Go through each line of the records below and count those with the word "Жданеев"; give only the total.

> **Data items**:
____________

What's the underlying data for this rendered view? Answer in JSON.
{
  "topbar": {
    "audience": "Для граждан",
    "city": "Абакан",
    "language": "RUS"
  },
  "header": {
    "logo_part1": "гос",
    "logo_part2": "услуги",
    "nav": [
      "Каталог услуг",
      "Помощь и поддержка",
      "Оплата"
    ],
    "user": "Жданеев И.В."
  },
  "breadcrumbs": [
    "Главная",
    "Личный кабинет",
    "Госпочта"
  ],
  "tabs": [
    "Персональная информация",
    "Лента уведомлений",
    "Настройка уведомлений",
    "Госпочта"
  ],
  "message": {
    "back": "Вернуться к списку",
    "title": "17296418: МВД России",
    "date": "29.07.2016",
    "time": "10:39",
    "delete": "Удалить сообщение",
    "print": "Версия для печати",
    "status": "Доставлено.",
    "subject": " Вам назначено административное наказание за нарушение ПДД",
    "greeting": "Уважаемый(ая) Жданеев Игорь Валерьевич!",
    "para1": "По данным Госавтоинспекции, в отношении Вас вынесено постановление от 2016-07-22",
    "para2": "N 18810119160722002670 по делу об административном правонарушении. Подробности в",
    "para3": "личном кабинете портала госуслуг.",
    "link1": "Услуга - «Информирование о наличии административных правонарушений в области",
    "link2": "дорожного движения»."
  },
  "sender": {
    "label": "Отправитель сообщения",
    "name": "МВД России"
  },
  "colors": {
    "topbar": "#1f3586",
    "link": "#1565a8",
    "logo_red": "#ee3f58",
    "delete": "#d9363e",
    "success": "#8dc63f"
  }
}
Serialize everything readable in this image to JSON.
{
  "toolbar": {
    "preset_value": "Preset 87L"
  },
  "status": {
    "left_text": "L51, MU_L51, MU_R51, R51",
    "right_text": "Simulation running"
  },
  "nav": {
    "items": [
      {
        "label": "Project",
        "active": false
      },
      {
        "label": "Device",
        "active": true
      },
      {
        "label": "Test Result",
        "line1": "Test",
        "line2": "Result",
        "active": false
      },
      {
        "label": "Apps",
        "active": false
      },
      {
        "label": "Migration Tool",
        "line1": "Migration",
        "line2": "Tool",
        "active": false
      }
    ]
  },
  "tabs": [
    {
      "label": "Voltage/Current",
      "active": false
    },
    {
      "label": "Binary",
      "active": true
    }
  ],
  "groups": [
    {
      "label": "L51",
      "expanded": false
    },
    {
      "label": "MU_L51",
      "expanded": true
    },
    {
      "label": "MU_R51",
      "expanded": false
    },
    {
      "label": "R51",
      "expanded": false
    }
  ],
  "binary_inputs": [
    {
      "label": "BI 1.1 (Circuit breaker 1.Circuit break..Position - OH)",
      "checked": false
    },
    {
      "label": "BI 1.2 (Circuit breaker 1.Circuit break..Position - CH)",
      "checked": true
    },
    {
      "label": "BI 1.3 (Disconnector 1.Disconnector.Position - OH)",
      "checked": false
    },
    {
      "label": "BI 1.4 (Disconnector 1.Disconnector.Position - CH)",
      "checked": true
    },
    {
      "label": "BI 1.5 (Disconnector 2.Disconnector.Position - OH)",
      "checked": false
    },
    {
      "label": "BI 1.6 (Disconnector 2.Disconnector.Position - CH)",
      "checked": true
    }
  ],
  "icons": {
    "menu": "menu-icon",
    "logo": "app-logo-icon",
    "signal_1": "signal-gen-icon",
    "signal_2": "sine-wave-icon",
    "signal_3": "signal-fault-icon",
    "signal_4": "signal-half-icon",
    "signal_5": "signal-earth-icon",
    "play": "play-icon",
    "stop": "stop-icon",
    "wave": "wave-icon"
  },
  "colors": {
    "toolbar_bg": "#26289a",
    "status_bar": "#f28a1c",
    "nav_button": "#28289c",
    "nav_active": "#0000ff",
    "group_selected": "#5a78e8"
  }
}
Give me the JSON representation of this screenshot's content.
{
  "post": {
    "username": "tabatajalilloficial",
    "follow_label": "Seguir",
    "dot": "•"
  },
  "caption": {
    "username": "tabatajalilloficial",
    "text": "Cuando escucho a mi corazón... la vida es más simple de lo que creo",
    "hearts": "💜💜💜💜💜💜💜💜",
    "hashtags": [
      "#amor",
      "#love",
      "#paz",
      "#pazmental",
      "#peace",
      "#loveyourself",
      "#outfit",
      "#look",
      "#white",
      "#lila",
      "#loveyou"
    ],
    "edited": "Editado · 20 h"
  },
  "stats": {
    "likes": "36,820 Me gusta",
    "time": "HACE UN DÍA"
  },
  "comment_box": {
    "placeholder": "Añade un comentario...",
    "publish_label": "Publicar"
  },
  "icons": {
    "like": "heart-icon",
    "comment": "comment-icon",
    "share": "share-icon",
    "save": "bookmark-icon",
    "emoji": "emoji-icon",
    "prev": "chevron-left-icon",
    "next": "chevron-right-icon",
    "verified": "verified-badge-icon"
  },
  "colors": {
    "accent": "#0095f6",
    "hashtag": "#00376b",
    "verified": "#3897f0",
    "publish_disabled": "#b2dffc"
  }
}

____________

> **Final result**:
2